* [THE REQUEST]: Can you rewrite the entries from the first line through the line containing "like-count: 141.9만 — [478, 329, 531, 345]", both included, substituting "photo-cup" for "photo-mug" and leaving everything else unchanged?

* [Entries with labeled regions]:
───

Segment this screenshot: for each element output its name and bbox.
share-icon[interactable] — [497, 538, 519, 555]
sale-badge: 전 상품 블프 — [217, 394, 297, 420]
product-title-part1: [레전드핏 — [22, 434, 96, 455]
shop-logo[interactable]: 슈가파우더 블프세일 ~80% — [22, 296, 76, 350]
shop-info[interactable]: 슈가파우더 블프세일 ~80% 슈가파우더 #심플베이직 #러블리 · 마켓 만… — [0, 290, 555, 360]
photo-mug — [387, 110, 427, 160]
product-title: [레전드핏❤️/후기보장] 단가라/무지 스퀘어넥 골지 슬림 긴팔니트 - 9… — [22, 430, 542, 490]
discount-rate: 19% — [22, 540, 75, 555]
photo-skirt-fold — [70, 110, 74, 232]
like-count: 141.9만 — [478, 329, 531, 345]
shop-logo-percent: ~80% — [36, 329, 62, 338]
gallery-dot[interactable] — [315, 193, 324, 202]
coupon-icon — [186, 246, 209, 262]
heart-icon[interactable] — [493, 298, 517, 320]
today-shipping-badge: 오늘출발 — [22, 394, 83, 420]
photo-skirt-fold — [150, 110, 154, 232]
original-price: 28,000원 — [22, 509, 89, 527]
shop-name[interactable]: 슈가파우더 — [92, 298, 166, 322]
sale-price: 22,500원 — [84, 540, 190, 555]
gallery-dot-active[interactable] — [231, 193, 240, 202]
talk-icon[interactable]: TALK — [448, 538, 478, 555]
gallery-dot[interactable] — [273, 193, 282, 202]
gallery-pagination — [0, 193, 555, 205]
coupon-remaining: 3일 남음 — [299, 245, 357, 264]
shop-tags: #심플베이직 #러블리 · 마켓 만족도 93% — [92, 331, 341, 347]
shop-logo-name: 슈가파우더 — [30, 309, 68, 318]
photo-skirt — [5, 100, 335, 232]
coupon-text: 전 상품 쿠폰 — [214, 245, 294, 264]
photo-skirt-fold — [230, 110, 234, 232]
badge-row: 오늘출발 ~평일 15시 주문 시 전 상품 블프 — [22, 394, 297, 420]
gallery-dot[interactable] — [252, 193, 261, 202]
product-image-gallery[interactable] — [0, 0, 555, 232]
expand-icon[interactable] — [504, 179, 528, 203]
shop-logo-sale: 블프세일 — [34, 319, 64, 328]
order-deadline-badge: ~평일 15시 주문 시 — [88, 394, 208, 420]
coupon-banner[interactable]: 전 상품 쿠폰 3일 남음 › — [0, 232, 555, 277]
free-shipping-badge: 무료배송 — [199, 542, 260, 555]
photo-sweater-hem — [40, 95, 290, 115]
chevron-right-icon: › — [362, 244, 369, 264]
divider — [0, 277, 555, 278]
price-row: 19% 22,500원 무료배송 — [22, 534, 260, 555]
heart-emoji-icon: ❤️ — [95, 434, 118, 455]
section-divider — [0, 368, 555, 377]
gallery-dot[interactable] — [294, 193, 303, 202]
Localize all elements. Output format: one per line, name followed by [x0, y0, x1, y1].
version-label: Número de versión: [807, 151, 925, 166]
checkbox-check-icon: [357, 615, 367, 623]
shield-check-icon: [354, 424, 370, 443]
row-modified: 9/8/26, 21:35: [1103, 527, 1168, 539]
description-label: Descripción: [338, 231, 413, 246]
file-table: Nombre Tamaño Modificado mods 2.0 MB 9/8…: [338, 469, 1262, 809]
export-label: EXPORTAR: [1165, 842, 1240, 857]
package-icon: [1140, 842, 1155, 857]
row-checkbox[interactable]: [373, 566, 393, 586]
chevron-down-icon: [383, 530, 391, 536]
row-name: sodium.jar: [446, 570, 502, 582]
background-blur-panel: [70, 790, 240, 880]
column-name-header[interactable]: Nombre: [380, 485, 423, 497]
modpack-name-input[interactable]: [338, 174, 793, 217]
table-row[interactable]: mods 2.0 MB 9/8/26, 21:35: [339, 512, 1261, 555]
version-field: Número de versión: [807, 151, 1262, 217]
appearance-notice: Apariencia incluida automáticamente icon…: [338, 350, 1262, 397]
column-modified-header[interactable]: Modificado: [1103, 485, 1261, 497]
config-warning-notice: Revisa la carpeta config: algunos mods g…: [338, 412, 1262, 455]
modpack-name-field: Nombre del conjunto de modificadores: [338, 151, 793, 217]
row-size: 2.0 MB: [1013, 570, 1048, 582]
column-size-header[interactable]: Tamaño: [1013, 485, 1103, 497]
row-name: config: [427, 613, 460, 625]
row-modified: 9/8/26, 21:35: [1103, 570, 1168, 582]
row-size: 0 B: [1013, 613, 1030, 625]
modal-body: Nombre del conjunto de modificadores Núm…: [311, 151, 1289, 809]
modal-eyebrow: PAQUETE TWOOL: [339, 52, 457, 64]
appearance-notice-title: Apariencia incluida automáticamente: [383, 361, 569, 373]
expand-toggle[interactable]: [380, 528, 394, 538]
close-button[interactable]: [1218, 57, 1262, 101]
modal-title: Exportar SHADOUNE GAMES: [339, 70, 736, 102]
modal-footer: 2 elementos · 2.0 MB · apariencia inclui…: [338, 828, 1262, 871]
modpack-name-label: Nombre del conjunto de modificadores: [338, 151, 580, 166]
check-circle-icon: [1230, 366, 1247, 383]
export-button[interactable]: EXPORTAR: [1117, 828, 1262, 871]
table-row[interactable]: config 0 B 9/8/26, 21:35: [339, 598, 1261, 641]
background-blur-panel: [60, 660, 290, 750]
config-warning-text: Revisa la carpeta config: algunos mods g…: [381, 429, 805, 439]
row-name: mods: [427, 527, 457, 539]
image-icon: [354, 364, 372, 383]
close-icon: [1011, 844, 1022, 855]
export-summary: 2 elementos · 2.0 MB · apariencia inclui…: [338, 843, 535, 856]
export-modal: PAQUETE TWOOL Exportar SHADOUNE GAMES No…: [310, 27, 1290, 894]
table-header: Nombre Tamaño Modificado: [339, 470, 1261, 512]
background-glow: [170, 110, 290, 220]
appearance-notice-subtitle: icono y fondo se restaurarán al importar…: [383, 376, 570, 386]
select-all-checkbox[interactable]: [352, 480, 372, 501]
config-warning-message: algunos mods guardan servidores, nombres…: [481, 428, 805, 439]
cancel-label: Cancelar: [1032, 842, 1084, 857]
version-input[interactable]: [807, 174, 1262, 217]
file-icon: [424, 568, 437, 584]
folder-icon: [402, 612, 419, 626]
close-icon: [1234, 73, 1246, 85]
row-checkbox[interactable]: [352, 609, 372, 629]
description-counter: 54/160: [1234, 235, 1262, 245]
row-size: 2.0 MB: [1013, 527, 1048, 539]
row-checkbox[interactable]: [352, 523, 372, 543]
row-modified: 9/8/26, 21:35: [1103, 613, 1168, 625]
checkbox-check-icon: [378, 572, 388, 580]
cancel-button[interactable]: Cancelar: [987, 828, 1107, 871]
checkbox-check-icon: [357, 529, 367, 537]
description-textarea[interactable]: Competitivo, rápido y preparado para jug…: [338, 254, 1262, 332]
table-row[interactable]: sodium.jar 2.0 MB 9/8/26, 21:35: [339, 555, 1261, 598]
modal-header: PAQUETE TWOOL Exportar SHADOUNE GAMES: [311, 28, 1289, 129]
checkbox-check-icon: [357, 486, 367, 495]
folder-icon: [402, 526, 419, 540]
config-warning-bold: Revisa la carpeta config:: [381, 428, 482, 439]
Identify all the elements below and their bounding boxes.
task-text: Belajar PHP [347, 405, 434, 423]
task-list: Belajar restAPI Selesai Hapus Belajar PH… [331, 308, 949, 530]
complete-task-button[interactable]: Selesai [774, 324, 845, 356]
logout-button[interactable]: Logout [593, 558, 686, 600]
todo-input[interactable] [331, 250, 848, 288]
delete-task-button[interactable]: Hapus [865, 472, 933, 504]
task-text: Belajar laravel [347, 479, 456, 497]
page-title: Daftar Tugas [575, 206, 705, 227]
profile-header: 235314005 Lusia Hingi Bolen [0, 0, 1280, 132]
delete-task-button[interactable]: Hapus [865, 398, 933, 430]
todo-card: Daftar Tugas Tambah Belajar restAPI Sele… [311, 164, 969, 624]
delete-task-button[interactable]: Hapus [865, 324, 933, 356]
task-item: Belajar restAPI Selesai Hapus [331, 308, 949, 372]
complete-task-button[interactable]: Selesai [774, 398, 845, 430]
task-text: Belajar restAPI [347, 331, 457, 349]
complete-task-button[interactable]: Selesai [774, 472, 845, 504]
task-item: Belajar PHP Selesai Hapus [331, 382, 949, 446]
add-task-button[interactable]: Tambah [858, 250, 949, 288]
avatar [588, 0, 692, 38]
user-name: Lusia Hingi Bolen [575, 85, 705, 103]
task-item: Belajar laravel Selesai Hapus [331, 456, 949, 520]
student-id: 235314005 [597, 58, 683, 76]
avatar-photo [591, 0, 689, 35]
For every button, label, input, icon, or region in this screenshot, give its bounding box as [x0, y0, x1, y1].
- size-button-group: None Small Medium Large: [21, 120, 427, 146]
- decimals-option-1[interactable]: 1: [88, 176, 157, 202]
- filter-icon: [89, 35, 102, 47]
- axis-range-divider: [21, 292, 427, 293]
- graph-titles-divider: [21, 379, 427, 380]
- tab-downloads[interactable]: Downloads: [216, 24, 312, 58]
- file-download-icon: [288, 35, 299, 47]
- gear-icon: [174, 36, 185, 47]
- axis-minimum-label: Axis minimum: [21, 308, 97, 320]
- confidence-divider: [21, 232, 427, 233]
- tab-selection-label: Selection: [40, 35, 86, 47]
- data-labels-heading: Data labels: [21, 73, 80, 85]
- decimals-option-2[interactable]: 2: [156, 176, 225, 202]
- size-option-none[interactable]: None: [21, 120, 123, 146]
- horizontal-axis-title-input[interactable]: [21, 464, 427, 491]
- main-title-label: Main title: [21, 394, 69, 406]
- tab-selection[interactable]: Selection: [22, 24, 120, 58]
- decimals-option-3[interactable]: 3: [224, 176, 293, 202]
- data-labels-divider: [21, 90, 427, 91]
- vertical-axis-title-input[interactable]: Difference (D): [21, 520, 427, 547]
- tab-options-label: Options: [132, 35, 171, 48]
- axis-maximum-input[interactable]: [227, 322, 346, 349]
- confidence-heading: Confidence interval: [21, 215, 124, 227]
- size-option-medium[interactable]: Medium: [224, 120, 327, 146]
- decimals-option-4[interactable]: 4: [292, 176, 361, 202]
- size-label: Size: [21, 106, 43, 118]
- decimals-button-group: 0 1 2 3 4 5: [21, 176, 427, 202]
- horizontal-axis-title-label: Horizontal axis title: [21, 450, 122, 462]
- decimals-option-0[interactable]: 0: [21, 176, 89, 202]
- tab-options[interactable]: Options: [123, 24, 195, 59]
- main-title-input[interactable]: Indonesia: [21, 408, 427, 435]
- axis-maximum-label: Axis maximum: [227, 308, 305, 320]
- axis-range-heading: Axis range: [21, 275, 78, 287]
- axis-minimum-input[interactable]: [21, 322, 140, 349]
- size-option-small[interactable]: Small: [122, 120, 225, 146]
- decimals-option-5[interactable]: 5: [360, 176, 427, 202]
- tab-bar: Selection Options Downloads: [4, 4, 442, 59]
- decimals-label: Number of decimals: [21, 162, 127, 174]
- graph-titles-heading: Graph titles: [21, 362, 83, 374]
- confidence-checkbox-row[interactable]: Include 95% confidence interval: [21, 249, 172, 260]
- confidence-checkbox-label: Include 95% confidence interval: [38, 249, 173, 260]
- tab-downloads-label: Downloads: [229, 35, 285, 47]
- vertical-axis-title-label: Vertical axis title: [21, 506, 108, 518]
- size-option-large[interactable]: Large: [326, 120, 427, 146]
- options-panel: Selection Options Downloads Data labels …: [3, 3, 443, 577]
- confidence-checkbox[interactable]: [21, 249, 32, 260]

───

* [EXERCISE ANSWER]:
Segment this screenshot: for each element output its name and bbox.
share-icon[interactable] — [497, 538, 519, 555]
sale-badge: 전 상품 블프 — [217, 394, 297, 420]
product-title-part1: [레전드핏 — [22, 434, 96, 455]
shop-logo[interactable]: 슈가파우더 블프세일 ~80% — [22, 296, 76, 350]
shop-info[interactable]: 슈가파우더 블프세일 ~80% 슈가파우더 #심플베이직 #러블리 · 마켓 만… — [0, 290, 555, 360]
photo-cup — [387, 110, 427, 160]
product-title: [레전드핏❤️/후기보장] 단가라/무지 스퀘어넥 골지 슬림 긴팔니트 - 9… — [22, 430, 542, 490]
discount-rate: 19% — [22, 540, 75, 555]
photo-skirt-fold — [70, 110, 74, 232]
like-count: 141.9만 — [478, 329, 531, 345]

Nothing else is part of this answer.